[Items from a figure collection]
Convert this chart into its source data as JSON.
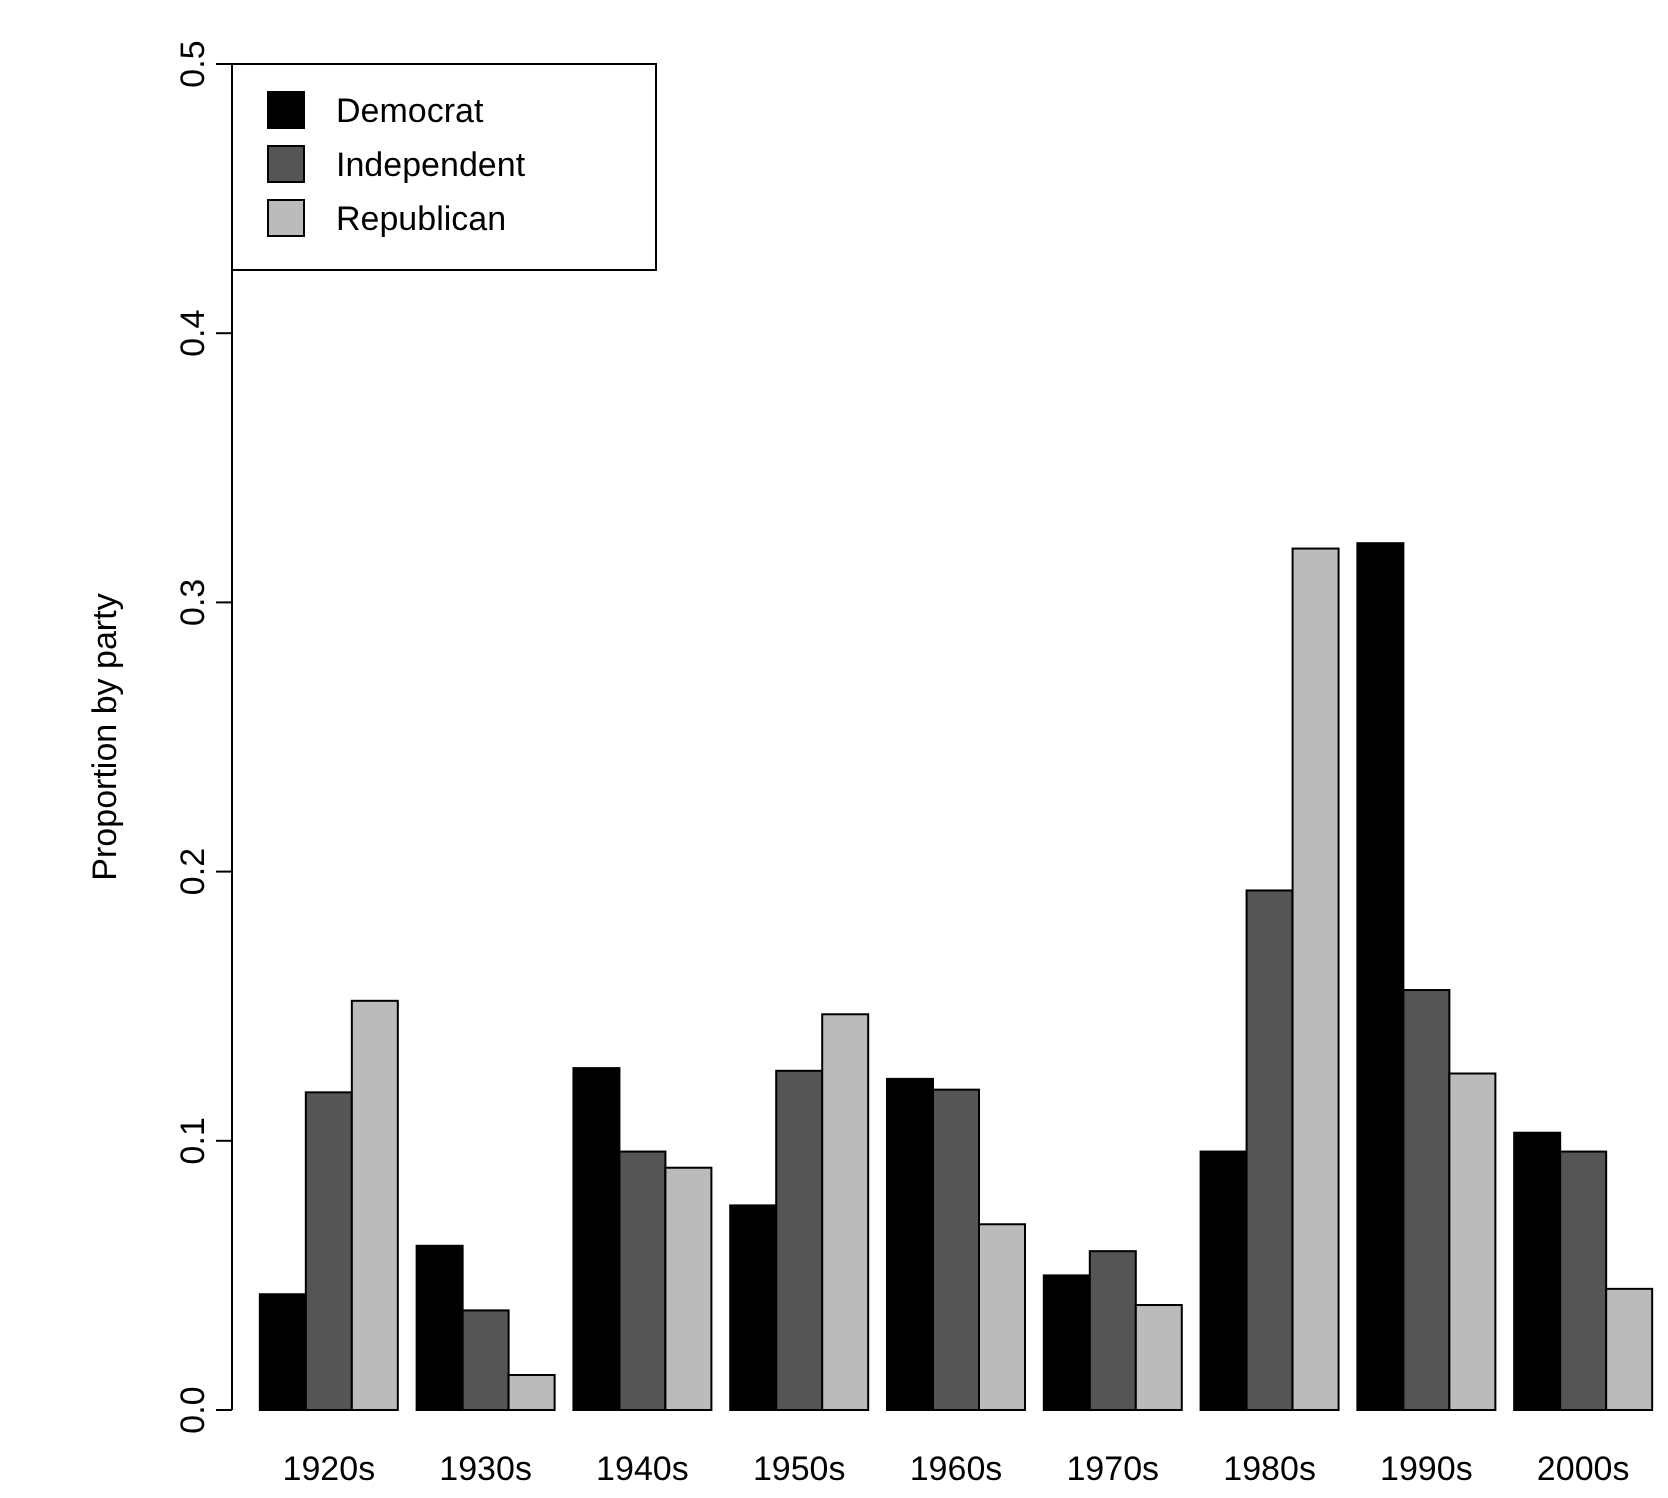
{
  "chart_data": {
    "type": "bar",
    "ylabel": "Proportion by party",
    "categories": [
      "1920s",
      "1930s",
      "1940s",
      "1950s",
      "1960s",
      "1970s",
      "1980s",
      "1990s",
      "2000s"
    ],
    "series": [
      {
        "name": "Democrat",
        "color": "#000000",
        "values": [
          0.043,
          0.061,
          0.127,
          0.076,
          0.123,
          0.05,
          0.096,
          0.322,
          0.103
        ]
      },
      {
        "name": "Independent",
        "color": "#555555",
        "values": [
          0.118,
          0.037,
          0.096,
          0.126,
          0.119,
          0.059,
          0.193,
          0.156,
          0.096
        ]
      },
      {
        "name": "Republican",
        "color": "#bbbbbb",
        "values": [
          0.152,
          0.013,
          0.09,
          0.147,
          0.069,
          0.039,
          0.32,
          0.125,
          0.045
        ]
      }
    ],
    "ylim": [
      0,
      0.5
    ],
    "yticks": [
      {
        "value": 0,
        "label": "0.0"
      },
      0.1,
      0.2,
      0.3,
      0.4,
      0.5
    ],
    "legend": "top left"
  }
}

◆ Exercise objective
Make an exact copy of the records shown above, without the pictures.

◆ Final result
Convert this chart into its source data as JSON.
{
  "chart_data": {
    "type": "bar",
    "ylabel": "Proportion by party",
    "categories": [
      "1920s",
      "1930s",
      "1940s",
      "1950s",
      "1960s",
      "1970s",
      "1980s",
      "1990s",
      "2000s"
    ],
    "series": [
      {
        "name": "Democrat",
        "color": "#000000",
        "values": [
          0.043,
          0.061,
          0.127,
          0.076,
          0.123,
          0.05,
          0.096,
          0.322,
          0.103
        ]
      },
      {
        "name": "Independent",
        "color": "#555555",
        "values": [
          0.118,
          0.037,
          0.096,
          0.126,
          0.119,
          0.059,
          0.193,
          0.156,
          0.096
        ]
      },
      {
        "name": "Republican",
        "color": "#bbbbbb",
        "values": [
          0.152,
          0.013,
          0.09,
          0.147,
          0.069,
          0.039,
          0.32,
          0.125,
          0.045
        ]
      }
    ],
    "ylim": [
      0,
      0.5
    ],
    "yticks": [
      {
        "value": 0,
        "label": "0.0"
      },
      0.1,
      0.2,
      0.3,
      0.4,
      0.5
    ],
    "legend": "top left"
  }
}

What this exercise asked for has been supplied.